(Records from a data collection)
· · ·
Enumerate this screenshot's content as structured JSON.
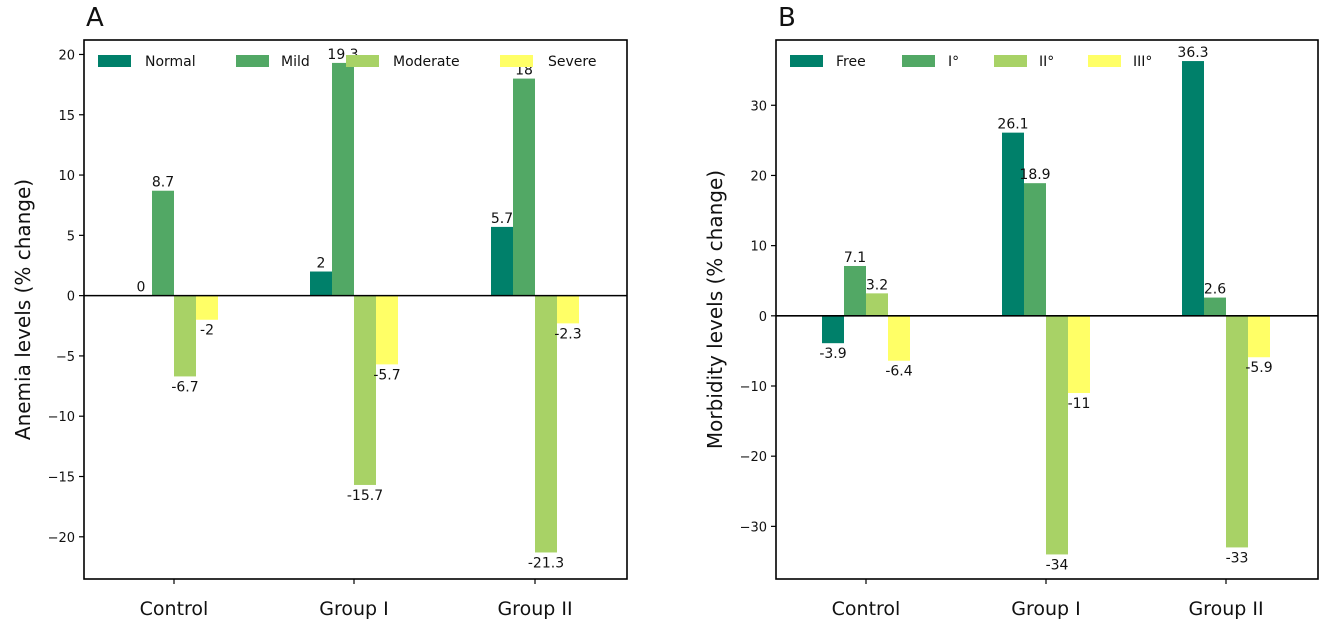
{
  "chart_data": [
    {
      "type": "bar",
      "panel": "A",
      "ylabel": "Anemia levels (% change)",
      "xlabel": "",
      "categories": [
        "Control",
        "Group I",
        "Group II"
      ],
      "series": [
        {
          "name": "Normal",
          "color": "#00806a",
          "values": [
            0,
            2,
            5.7
          ]
        },
        {
          "name": "Mild",
          "color": "#52a865",
          "values": [
            8.7,
            19.3,
            18
          ]
        },
        {
          "name": "Moderate",
          "color": "#a8d266",
          "values": [
            -6.7,
            -15.7,
            -21.3
          ]
        },
        {
          "name": "Severe",
          "color": "#ffff66",
          "values": [
            -2,
            -5.7,
            -2.3
          ]
        }
      ],
      "data_labels": [
        [
          "0",
          "2",
          "5.7"
        ],
        [
          "8.7",
          "19.3",
          "18"
        ],
        [
          "-6.7",
          "-15.7",
          "-21.3"
        ],
        [
          "-2",
          "-5.7",
          "-2.3"
        ]
      ],
      "ylim": [
        -23.5,
        21.2
      ],
      "yticks": [
        20,
        15,
        10,
        5,
        0,
        -5,
        -10,
        -15,
        -20
      ],
      "ytick_labels": [
        "20",
        "15",
        "10",
        "5",
        "0",
        "−5",
        "−10",
        "−15",
        "−20"
      ],
      "legend": "top, in a row",
      "grid": false
    },
    {
      "type": "bar",
      "panel": "B",
      "ylabel": "Morbidity levels (% change)",
      "xlabel": "",
      "categories": [
        "Control",
        "Group I",
        "Group II"
      ],
      "series": [
        {
          "name": "Free",
          "color": "#00806a",
          "values": [
            -3.9,
            26.1,
            36.3
          ]
        },
        {
          "name": "I°",
          "color": "#52a865",
          "values": [
            7.1,
            18.9,
            2.6
          ]
        },
        {
          "name": "II°",
          "color": "#a8d266",
          "values": [
            3.2,
            -34,
            -33
          ]
        },
        {
          "name": "III°",
          "color": "#ffff66",
          "values": [
            -6.4,
            -11,
            -5.9
          ]
        }
      ],
      "data_labels": [
        [
          "-3.9",
          "26.1",
          "36.3"
        ],
        [
          "7.1",
          "18.9",
          "2.6"
        ],
        [
          "3.2",
          "-34",
          "-33"
        ],
        [
          "-6.4",
          "-11",
          "-5.9"
        ]
      ],
      "ylim": [
        -37.5,
        39.3
      ],
      "yticks": [
        30,
        20,
        10,
        0,
        -10,
        -20,
        -30
      ],
      "ytick_labels": [
        "30",
        "20",
        "10",
        "0",
        "−10",
        "−20",
        "−30"
      ],
      "legend": "top, in a row",
      "grid": false
    }
  ]
}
· · ·
THE TASK:
Print the complete listing exactly, apart from any pictures.

THE REPLY:
Enumerate this screenshot's content as structured JSON.
{
  "chart_data": [
    {
      "type": "bar",
      "panel": "A",
      "ylabel": "Anemia levels (% change)",
      "xlabel": "",
      "categories": [
        "Control",
        "Group I",
        "Group II"
      ],
      "series": [
        {
          "name": "Normal",
          "color": "#00806a",
          "values": [
            0,
            2,
            5.7
          ]
        },
        {
          "name": "Mild",
          "color": "#52a865",
          "values": [
            8.7,
            19.3,
            18
          ]
        },
        {
          "name": "Moderate",
          "color": "#a8d266",
          "values": [
            -6.7,
            -15.7,
            -21.3
          ]
        },
        {
          "name": "Severe",
          "color": "#ffff66",
          "values": [
            -2,
            -5.7,
            -2.3
          ]
        }
      ],
      "data_labels": [
        [
          "0",
          "2",
          "5.7"
        ],
        [
          "8.7",
          "19.3",
          "18"
        ],
        [
          "-6.7",
          "-15.7",
          "-21.3"
        ],
        [
          "-2",
          "-5.7",
          "-2.3"
        ]
      ],
      "ylim": [
        -23.5,
        21.2
      ],
      "yticks": [
        20,
        15,
        10,
        5,
        0,
        -5,
        -10,
        -15,
        -20
      ],
      "ytick_labels": [
        "20",
        "15",
        "10",
        "5",
        "0",
        "−5",
        "−10",
        "−15",
        "−20"
      ],
      "legend": "top, in a row",
      "grid": false
    },
    {
      "type": "bar",
      "panel": "B",
      "ylabel": "Morbidity levels (% change)",
      "xlabel": "",
      "categories": [
        "Control",
        "Group I",
        "Group II"
      ],
      "series": [
        {
          "name": "Free",
          "color": "#00806a",
          "values": [
            -3.9,
            26.1,
            36.3
          ]
        },
        {
          "name": "I°",
          "color": "#52a865",
          "values": [
            7.1,
            18.9,
            2.6
          ]
        },
        {
          "name": "II°",
          "color": "#a8d266",
          "values": [
            3.2,
            -34,
            -33
          ]
        },
        {
          "name": "III°",
          "color": "#ffff66",
          "values": [
            -6.4,
            -11,
            -5.9
          ]
        }
      ],
      "data_labels": [
        [
          "-3.9",
          "26.1",
          "36.3"
        ],
        [
          "7.1",
          "18.9",
          "2.6"
        ],
        [
          "3.2",
          "-34",
          "-33"
        ],
        [
          "-6.4",
          "-11",
          "-5.9"
        ]
      ],
      "ylim": [
        -37.5,
        39.3
      ],
      "yticks": [
        30,
        20,
        10,
        0,
        -10,
        -20,
        -30
      ],
      "ytick_labels": [
        "30",
        "20",
        "10",
        "0",
        "−10",
        "−20",
        "−30"
      ],
      "legend": "top, in a row",
      "grid": false
    }
  ]
}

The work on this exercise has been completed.